Direction -> The data must be written out once more, precisely as given.

═══ Input rows ═══

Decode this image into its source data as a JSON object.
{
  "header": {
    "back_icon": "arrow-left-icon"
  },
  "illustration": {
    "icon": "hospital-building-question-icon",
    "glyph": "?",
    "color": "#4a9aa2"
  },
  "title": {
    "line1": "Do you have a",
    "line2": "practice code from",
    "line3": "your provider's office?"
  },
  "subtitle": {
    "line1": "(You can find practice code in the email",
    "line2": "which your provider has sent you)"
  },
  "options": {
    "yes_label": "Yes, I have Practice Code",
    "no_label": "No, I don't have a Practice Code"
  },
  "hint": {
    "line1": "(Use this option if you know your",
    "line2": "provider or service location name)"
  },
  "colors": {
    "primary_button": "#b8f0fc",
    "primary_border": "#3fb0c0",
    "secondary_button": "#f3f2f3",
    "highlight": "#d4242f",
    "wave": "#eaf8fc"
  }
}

═══

Answer to this problem ->
Decode this image into its source data as a JSON object.
{
  "header": {
    "back_icon": "arrow-left-icon"
  },
  "illustration": {
    "icon": "hospital-building-question-icon",
    "glyph": "?",
    "color": "#4a9aa2"
  },
  "title": {
    "line1": "Do you have a",
    "line2": "practice code from",
    "line3": "your provider's office?"
  },
  "subtitle": {
    "line1": "(You can find practice code in the email",
    "line2": "which your provider has sent you)"
  },
  "options": {
    "yes_label": "Yes, I have Practice Code",
    "no_label": "No, I don't have a Practice Code"
  },
  "hint": {
    "line1": "(Use this option if you know your",
    "line2": "provider or service location name)"
  },
  "colors": {
    "primary_button": "#b8f0fc",
    "primary_border": "#3fb0c0",
    "secondary_button": "#f3f2f3",
    "highlight": "#d4242f",
    "wave": "#eaf8fc"
  }
}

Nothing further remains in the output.